"""

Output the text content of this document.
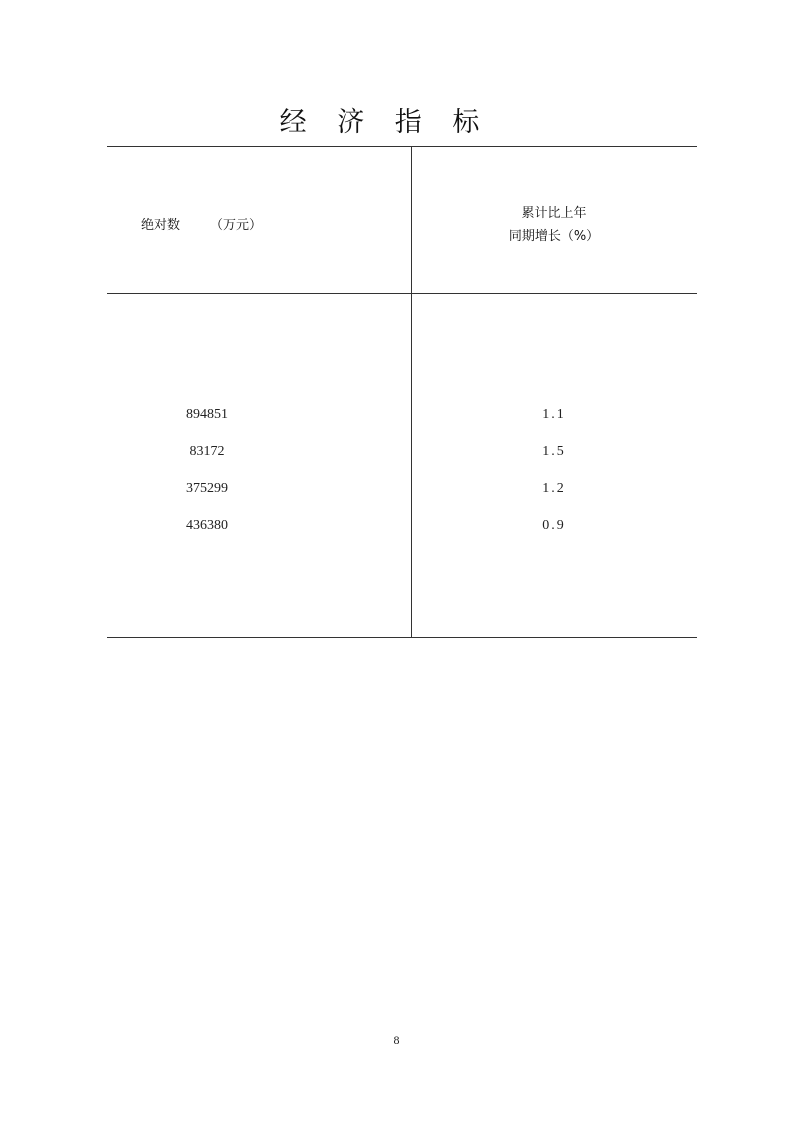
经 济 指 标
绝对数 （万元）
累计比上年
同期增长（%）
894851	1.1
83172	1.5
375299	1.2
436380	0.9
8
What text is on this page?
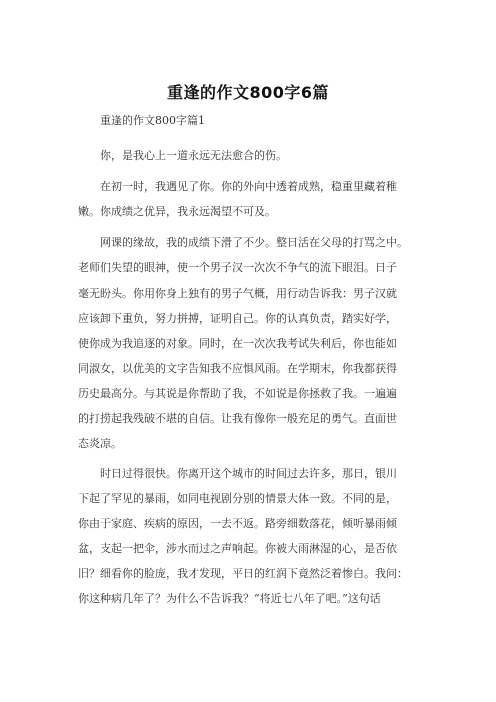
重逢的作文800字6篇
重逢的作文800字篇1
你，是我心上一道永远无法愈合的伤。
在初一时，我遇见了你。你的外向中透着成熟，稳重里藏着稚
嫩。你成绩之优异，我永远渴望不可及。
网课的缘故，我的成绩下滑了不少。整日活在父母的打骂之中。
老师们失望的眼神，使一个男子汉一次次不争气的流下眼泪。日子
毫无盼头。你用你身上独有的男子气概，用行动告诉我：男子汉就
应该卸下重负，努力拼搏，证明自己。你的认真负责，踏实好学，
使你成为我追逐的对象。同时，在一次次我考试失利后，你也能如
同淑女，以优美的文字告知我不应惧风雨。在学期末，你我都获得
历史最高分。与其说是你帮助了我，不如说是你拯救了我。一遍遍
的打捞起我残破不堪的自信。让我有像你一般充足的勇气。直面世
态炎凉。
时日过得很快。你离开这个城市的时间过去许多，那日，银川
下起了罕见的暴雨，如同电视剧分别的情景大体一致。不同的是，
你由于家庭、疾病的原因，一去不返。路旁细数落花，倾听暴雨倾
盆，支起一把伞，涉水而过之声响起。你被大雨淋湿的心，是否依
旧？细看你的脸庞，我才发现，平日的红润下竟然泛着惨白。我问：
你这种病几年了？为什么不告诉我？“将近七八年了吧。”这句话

"""
"""

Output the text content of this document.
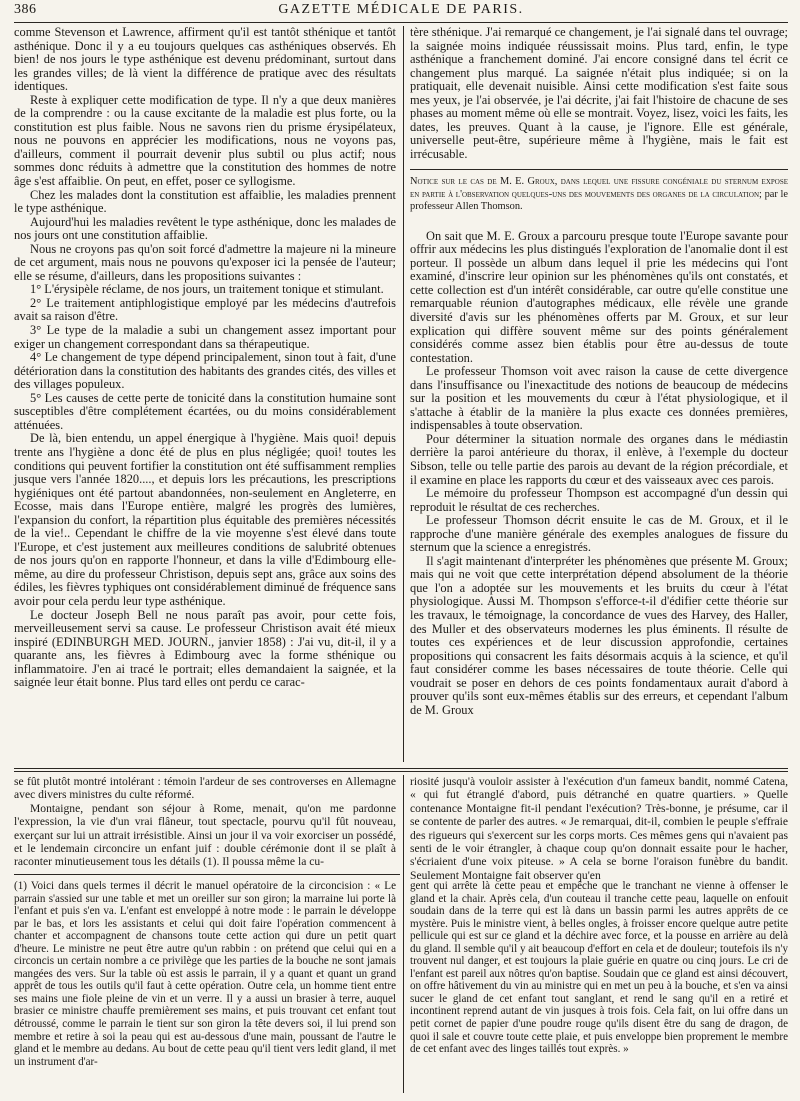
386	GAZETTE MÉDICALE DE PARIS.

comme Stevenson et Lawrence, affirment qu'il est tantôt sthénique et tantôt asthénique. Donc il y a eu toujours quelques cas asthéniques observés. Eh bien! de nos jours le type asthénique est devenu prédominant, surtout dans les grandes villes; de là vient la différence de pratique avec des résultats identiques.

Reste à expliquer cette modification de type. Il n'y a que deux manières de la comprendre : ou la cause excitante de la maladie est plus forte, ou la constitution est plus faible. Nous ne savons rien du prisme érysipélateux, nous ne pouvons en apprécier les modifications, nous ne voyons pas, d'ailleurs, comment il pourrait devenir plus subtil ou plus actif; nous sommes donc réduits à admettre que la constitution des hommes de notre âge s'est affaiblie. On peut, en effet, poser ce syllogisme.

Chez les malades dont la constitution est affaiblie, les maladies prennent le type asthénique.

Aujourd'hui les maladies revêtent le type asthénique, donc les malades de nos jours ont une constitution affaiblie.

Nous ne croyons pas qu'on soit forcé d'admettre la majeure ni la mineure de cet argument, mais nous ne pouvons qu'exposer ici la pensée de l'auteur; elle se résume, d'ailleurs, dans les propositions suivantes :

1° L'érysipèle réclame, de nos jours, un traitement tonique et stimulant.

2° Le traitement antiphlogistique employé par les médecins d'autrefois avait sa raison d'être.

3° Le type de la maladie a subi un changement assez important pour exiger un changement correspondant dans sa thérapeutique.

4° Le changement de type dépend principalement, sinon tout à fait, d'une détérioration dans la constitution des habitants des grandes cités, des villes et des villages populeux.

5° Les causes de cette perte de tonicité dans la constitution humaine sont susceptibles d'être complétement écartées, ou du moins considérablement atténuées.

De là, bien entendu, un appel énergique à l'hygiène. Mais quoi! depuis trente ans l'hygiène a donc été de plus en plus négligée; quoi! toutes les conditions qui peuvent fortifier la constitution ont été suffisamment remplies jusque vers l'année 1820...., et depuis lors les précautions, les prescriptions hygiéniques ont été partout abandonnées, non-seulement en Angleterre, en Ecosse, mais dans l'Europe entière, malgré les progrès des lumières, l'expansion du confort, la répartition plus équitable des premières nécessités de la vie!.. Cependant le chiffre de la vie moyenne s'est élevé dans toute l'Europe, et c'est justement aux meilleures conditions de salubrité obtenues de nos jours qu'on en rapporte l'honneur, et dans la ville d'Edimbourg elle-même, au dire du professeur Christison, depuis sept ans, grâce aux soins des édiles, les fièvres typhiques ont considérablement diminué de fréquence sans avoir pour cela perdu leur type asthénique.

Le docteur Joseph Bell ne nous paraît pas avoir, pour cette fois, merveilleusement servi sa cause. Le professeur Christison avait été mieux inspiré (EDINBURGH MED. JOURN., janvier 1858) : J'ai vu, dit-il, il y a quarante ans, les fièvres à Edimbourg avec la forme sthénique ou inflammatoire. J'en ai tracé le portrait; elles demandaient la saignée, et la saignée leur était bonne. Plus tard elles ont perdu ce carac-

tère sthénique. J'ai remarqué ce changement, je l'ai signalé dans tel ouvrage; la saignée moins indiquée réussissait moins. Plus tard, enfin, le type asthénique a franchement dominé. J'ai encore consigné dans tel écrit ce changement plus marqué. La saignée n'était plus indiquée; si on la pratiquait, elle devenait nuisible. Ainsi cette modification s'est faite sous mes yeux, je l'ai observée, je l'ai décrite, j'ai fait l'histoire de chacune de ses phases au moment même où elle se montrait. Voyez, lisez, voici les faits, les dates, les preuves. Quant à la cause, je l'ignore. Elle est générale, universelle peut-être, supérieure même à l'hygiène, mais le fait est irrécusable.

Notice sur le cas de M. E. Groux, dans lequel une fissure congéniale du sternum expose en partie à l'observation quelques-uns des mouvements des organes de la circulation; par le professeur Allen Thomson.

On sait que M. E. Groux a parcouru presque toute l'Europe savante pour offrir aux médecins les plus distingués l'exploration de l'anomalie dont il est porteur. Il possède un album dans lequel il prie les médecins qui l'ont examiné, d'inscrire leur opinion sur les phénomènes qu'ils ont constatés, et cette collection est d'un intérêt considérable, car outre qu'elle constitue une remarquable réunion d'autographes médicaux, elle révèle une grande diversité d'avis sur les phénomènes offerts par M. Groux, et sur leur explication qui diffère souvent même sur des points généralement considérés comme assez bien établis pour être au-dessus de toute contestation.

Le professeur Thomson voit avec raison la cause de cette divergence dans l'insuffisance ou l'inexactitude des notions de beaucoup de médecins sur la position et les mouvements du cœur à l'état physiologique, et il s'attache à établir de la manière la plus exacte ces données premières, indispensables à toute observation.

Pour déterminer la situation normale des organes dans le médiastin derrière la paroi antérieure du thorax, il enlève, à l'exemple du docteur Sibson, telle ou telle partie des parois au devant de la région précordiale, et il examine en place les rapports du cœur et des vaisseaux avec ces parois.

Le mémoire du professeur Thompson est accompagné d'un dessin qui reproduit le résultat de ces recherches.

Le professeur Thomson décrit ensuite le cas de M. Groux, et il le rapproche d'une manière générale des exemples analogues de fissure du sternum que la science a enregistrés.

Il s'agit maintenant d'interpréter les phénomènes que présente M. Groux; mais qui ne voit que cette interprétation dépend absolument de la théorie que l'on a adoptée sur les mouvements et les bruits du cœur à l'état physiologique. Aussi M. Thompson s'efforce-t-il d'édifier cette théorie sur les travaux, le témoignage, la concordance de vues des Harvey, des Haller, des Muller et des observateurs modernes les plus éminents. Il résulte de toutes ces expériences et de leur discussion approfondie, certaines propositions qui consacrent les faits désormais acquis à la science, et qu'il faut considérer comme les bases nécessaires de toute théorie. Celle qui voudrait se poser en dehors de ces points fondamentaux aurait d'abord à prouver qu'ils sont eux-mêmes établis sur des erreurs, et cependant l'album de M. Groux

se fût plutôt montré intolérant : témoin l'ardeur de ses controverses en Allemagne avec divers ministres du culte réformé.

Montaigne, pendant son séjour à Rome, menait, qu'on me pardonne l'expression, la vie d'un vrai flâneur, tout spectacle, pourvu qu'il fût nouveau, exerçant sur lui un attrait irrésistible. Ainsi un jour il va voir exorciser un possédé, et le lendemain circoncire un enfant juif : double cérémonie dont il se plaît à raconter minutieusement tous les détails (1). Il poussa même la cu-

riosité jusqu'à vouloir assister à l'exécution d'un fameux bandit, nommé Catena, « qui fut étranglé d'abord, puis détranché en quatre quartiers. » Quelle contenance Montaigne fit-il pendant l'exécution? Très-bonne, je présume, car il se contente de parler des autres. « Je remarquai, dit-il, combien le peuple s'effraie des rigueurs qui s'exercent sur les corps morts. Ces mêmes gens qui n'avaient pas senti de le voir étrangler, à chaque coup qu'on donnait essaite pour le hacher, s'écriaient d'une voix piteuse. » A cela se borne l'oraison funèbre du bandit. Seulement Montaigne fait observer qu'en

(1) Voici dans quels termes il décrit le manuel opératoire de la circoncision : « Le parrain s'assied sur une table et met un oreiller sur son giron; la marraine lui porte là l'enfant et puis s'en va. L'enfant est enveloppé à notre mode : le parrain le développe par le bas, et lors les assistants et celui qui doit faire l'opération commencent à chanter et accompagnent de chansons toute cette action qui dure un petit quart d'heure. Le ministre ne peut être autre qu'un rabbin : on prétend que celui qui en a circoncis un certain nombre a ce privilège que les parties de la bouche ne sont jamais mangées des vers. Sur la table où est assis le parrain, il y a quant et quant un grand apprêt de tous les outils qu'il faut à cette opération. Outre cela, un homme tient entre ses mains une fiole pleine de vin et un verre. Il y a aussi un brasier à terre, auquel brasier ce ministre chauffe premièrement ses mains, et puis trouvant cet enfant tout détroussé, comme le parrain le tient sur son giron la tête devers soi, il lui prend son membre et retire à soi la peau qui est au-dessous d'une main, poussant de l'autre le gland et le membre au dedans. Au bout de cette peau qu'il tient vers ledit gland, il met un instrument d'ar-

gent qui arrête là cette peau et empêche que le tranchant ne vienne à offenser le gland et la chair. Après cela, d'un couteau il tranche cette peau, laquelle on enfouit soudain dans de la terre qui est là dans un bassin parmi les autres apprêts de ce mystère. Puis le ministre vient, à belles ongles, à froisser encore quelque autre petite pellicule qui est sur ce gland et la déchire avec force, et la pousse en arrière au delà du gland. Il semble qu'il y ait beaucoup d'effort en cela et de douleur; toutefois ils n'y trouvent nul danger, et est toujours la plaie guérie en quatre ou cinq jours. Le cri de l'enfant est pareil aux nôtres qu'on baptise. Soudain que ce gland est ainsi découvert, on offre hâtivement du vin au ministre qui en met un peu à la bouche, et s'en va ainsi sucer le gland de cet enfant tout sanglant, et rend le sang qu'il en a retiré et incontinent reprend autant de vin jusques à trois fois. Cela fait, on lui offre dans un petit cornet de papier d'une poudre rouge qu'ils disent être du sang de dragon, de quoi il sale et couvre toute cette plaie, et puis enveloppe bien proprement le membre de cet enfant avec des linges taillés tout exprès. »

"""

Exercise requirements: Select and copy every line of the listing with the word "était".

Final result:
Le docteur Joseph Bell ne nous paraît pas avoir, pour cette fois, merveilleusement servi sa cause. Le professeur Christison avait été mieux inspiré (EDINBURGH MED. JOURN., janvier 1858) : J'ai vu, dit-il, il y a quarante ans, les fièvres à Edimbourg avec la forme sthénique ou inflammatoire. J'en ai tracé le portrait; elles demandaient la saignée, et la saignée leur était bonne. Plus tard elles ont perdu ce carac-
tère sthénique. J'ai remarqué ce changement, je l'ai signalé dans tel ouvrage; la saignée moins indiquée réussissait moins. Plus tard, enfin, le type asthénique a franchement dominé. J'ai encore consigné dans tel écrit ce changement plus marqué. La saignée n'était plus indiquée; si on la pratiquait, elle devenait nuisible. Ainsi cette modification s'est faite sous mes yeux, je l'ai observée, je l'ai décrite, j'ai fait l'histoire de chacune de ses phases au moment même où elle se montrait. Voyez, lisez, voici les faits, les dates, les preuves. Quant à la cause, je l'ignore. Elle est générale, universelle peut-être, supérieure même à l'hygiène, mais le fait est irrécusable.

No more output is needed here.